Objectif 1: Extrayez du texte sur la mémoire ECC le passage compris entre « En fin de compte, il » et « les mêmes raisons. », ces deux bornes incluses.

Texte du document:
Plusieurs approches ont été développées pour faire face aux erreurs de mémoire : l'immunity-aware programming, les bits de parité et la mémoire à code correcteur d'erreurs. Recourir à l'ECC revient à faire appel à un code de données qui a la capacité de détecter et de corriger les erreurs de bit unique. De plus, l’ECC peut aussi déterminer les rares erreurs de bit double. Pour pouvoir bénéficier de cette méthode de correction, les modules de mémoire vive (RAM) ordinaires sont étendus avec une barrette de mémoire ECC. C’est pourquoi on parle de RAM ECC.
En fin de compte, il y a un compromis entre la protection contre la perte de données et le coût plus élevé de la mémoire. Cela se fait donc avec certains inconvénients :
- La mémoire à code correcteur d'erreurs est plus coûteuse que la mémoire conventionnelle en raison du matériel supplémentaire nécessaire pour la produire et de plus faibles volumes de production de cette mémoire et des composantes associées. Les cartes mères, les chipsets et les processeurs prenant en charge la mémoire à code correcteur d'erreurs sont aussi plus coûteux pour les mêmes raisons.

Matériel de l'exercice:
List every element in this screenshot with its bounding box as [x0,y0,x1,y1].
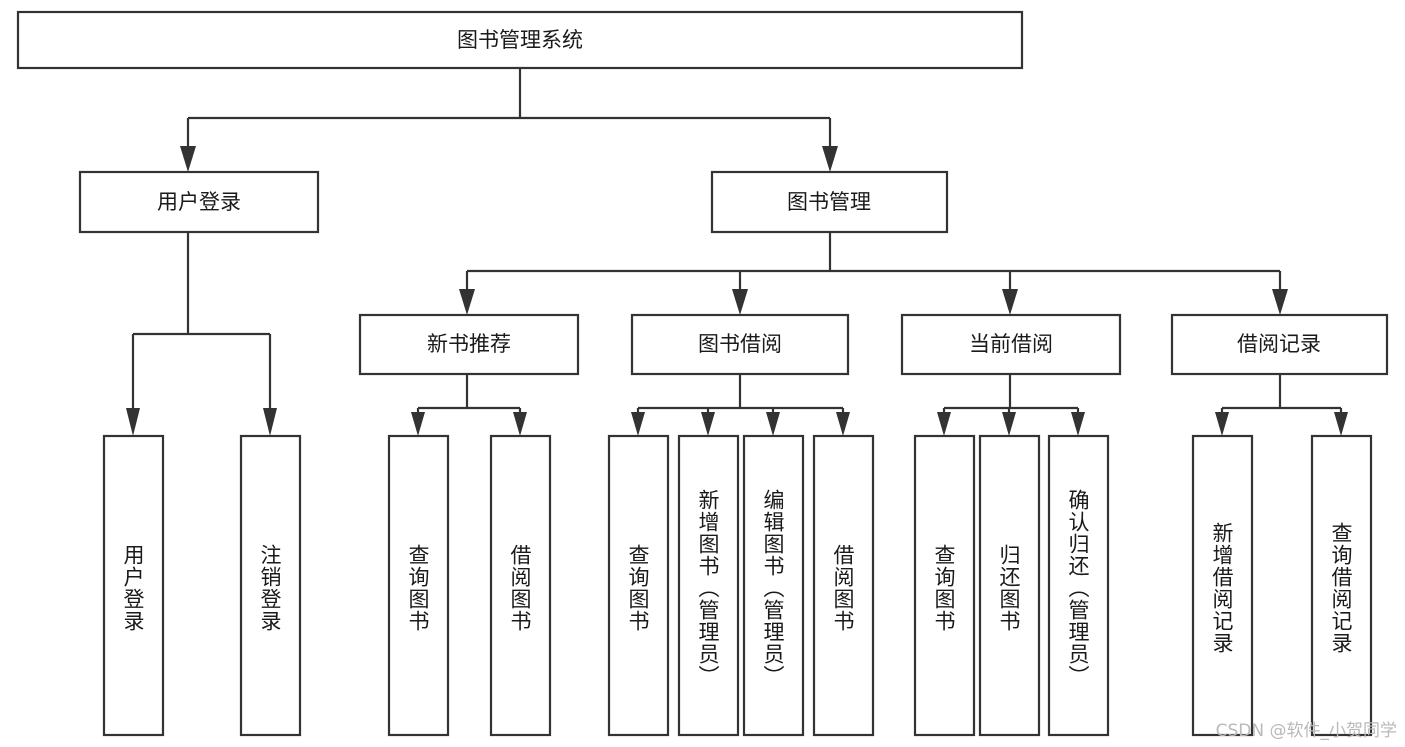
arrow-head-current-borrow [1002,289,1018,315]
node-leaf-return-book-label: 归还图书 [997,544,1021,632]
node-leaf-add-record-label: 新增借阅记录 [1210,522,1234,654]
node-leaf-query-book-1-box[interactable] [387,434,450,737]
arrow-head-leaf-user-login [126,408,140,436]
node-leaf-confirm-return-label: 确认归还（管理员） [1066,489,1090,687]
node-leaf-borrow-book-2[interactable]: 借阅图书 [812,434,875,737]
node-leaf-add-book-label: 新增图书（管理员） [696,489,720,687]
arrow-head-leaf-borrow-book-2 [836,412,850,436]
arrow-head-leaf-query-record [1334,412,1348,436]
arrow-head-leaf-edit-book [766,412,780,436]
arrow-head-borrow-record [1272,289,1288,315]
node-book-borrow[interactable]: 图书借阅 [630,313,850,376]
node-leaf-query-record-box[interactable] [1310,434,1373,737]
arrow-head-leaf-add-book [701,412,715,436]
arrow-head-book-borrow [732,289,748,315]
node-leaf-borrow-book-1[interactable]: 借阅图书 [489,434,552,737]
node-leaf-borrow-book-2-box[interactable] [812,434,875,737]
node-root[interactable]: 图书管理系统 [16,10,1024,70]
node-user-login-box[interactable] [78,170,320,234]
node-root-label: 图书管理系统 [457,28,583,52]
node-current-borrow-label: 当前借阅 [969,332,1053,356]
node-leaf-return-book-box[interactable] [978,434,1041,737]
node-book-management-box[interactable] [710,170,949,234]
node-user-login-label: 用户登录 [157,190,241,214]
node-leaf-add-record-box[interactable] [1191,434,1254,737]
node-leaf-return-book[interactable]: 归还图书 [978,434,1041,737]
node-leaf-query-book-2-label: 查询图书 [626,544,650,632]
node-new-book-recommend[interactable]: 新书推荐 [358,313,580,376]
node-book-management[interactable]: 图书管理 [710,170,949,234]
node-leaf-query-record[interactable]: 查询借阅记录 [1310,434,1373,737]
node-leaf-logout-login-box[interactable] [239,434,302,737]
node-leaf-logout-login[interactable]: 注销登录 [239,434,302,737]
node-new-book-recommend-label: 新书推荐 [427,332,511,356]
arrow-head-user-login [180,146,196,172]
node-leaf-edit-book-label: 编辑图书（管理员） [761,489,785,687]
node-borrow-record-box[interactable] [1170,313,1389,376]
node-leaf-add-book[interactable]: 新增图书（管理员） [677,434,740,737]
arrow-head-leaf-add-record [1215,412,1229,436]
node-leaf-query-book-3-label: 查询图书 [932,544,956,632]
connector-group-book-borrow [631,374,850,436]
arrow-head-leaf-confirm-return [1071,412,1085,436]
arrow-head-book-management [822,146,838,172]
node-leaf-query-book-3-box[interactable] [913,434,976,737]
arrow-head-leaf-query-book-2 [631,412,645,436]
node-leaf-query-book-2-box[interactable] [607,434,670,737]
arrow-head-leaf-borrow-book-1 [513,412,527,436]
node-new-book-recommend-box[interactable] [358,313,580,376]
node-borrow-record[interactable]: 借阅记录 [1170,313,1389,376]
node-leaf-confirm-return-box[interactable] [1047,434,1110,737]
connector-group-new-book-recommend [411,374,527,436]
node-book-management-label: 图书管理 [787,190,871,214]
node-leaf-logout-login-label: 注销登录 [258,544,282,632]
node-leaf-user-login-box[interactable] [102,434,165,737]
node-leaf-query-book-2[interactable]: 查询图书 [607,434,670,737]
connector-group-book-management [459,232,1288,315]
node-book-borrow-box[interactable] [630,313,850,376]
connector-group-root [180,68,838,172]
node-current-borrow-box[interactable] [900,313,1122,376]
node-leaf-edit-book[interactable]: 编辑图书（管理员） [742,434,805,737]
node-leaf-edit-book-box[interactable] [742,434,805,737]
node-leaf-query-book-1-label: 查询图书 [406,544,430,632]
node-leaf-borrow-book-1-box[interactable] [489,434,552,737]
node-borrow-record-label: 借阅记录 [1237,332,1321,356]
node-root-box[interactable] [16,10,1024,70]
arrow-head-new-book-recommend [459,289,475,315]
node-leaf-add-book-box[interactable] [677,434,740,737]
arrow-head-leaf-query-book-3 [937,412,951,436]
node-leaf-query-record-label: 查询借阅记录 [1329,522,1353,654]
node-leaf-confirm-return[interactable]: 确认归还（管理员） [1047,434,1110,737]
connector-group-user-login [126,232,277,436]
connector-group-borrow-record [1215,374,1348,436]
node-current-borrow[interactable]: 当前借阅 [900,313,1122,376]
node-leaf-user-login-label: 用户登录 [121,544,145,632]
arrow-head-leaf-query-book-1 [411,412,425,436]
node-leaf-query-book-1[interactable]: 查询图书 [387,434,450,737]
connector-group-current-borrow [937,374,1085,436]
node-leaf-query-book-3[interactable]: 查询图书 [913,434,976,737]
node-leaf-user-login[interactable]: 用户登录 [102,434,165,737]
node-leaf-borrow-book-2-label: 借阅图书 [831,544,855,632]
node-user-login[interactable]: 用户登录 [78,170,320,234]
arrow-head-leaf-logout-login [263,408,277,436]
arrow-head-leaf-return-book [1002,412,1016,436]
node-leaf-add-record[interactable]: 新增借阅记录 [1191,434,1254,737]
node-book-borrow-label: 图书借阅 [698,332,782,356]
node-leaf-borrow-book-1-label: 借阅图书 [508,544,532,632]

Objectif 2: Recopiez à l'identique, et uniquement elles, les lignes des enregistrements situées entre celle qui contient « arrow-head-current-borrow [1002,289,1018,315] » et celle qui contient « node-leaf-logout-login[interactable]: 注销登录 [239,434,302,737] », toutes deux comprises.

Réponse complète 1:
En fin de compte, il y a un compromis entre la protection contre la perte de données et le coût plus élevé de la mémoire. Cela se fait donc avec certains inconvénients :
- La mémoire à code correcteur d'erreurs est plus coûteuse que la mémoire conventionnelle en raison du matériel supplémentaire nécessaire pour la produire et de plus faibles volumes de production de cette mémoire et des composantes associées. Les cartes mères, les chipsets et les processeurs prenant en charge la mémoire à code correcteur d'erreurs sont aussi plus coûteux pour les mêmes raisons.

Réponse complète 2:
arrow-head-current-borrow [1002,289,1018,315]
node-leaf-return-book-label: 归还图书 [997,544,1021,632]
node-leaf-add-record-label: 新增借阅记录 [1210,522,1234,654]
node-leaf-query-book-1-box[interactable] [387,434,450,737]
arrow-head-leaf-user-login [126,408,140,436]
node-leaf-confirm-return-label: 确认归还（管理员） [1066,489,1090,687]
node-leaf-borrow-book-2[interactable]: 借阅图书 [812,434,875,737]
node-leaf-add-book-label: 新增图书（管理员） [696,489,720,687]
arrow-head-leaf-borrow-book-2 [836,412,850,436]
arrow-head-leaf-query-record [1334,412,1348,436]
arrow-head-leaf-edit-book [766,412,780,436]
arrow-head-borrow-record [1272,289,1288,315]
node-book-borrow[interactable]: 图书借阅 [630,313,850,376]
node-leaf-query-record-box[interactable] [1310,434,1373,737]
arrow-head-leaf-add-book [701,412,715,436]
arrow-head-book-borrow [732,289,748,315]
node-leaf-borrow-book-1[interactable]: 借阅图书 [489,434,552,737]
node-leaf-borrow-book-2-box[interactable] [812,434,875,737]
node-root[interactable]: 图书管理系统 [16,10,1024,70]
node-user-login-box[interactable] [78,170,320,234]
node-root-label: 图书管理系统 [457,28,583,52]
node-current-borrow-label: 当前借阅 [969,332,1053,356]
node-leaf-return-book-box[interactable] [978,434,1041,737]
node-book-management-box[interactable] [710,170,949,234]
node-user-login-label: 用户登录 [157,190,241,214]
node-leaf-add-record-box[interactable] [1191,434,1254,737]
node-leaf-return-book[interactable]: 归还图书 [978,434,1041,737]
node-leaf-query-book-2-label: 查询图书 [626,544,650,632]
node-new-book-recommend[interactable]: 新书推荐 [358,313,580,376]
node-book-management[interactable]: 图书管理 [710,170,949,234]
node-leaf-query-record[interactable]: 查询借阅记录 [1310,434,1373,737]
node-leaf-logout-login-box[interactable] [239,434,302,737]
node-leaf-logout-login[interactable]: 注销登录 [239,434,302,737]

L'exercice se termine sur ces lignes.